* [Instructions for the task]: Collect all lines from the records below that include the word "page".

==============================

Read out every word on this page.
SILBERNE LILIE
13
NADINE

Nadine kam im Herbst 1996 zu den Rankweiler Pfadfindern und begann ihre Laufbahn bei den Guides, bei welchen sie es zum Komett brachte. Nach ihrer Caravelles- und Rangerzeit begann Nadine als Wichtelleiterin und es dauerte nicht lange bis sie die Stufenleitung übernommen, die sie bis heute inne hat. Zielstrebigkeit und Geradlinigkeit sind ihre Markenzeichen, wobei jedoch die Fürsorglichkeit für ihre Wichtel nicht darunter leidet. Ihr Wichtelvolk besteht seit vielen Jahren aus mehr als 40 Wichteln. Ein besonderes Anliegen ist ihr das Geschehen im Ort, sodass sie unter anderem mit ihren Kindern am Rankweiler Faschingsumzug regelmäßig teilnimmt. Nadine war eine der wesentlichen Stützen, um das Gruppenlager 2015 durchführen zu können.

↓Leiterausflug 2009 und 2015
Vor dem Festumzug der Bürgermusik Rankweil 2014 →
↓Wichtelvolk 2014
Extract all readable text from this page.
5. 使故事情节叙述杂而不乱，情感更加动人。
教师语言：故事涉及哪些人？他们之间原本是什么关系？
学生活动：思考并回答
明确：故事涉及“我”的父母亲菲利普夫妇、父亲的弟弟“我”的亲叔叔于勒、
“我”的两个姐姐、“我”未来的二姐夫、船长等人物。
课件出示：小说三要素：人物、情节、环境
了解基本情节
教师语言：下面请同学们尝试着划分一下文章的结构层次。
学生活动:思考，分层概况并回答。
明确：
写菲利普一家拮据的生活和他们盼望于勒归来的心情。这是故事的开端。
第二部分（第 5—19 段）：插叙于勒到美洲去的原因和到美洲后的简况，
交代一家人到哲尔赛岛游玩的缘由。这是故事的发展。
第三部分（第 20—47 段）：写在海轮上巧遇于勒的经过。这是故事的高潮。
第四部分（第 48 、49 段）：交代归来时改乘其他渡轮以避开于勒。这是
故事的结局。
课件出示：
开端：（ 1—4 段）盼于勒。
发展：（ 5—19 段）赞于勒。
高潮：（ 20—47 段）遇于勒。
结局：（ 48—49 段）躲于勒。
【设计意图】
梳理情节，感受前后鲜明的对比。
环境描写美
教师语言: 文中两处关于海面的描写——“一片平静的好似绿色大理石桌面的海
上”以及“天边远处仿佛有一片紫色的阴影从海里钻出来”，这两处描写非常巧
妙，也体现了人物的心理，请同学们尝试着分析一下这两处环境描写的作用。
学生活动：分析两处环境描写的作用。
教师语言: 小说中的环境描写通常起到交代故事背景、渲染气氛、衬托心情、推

==============================

* [Answer to this task]:
Read out every word on this page.
Extract all readable text from this page.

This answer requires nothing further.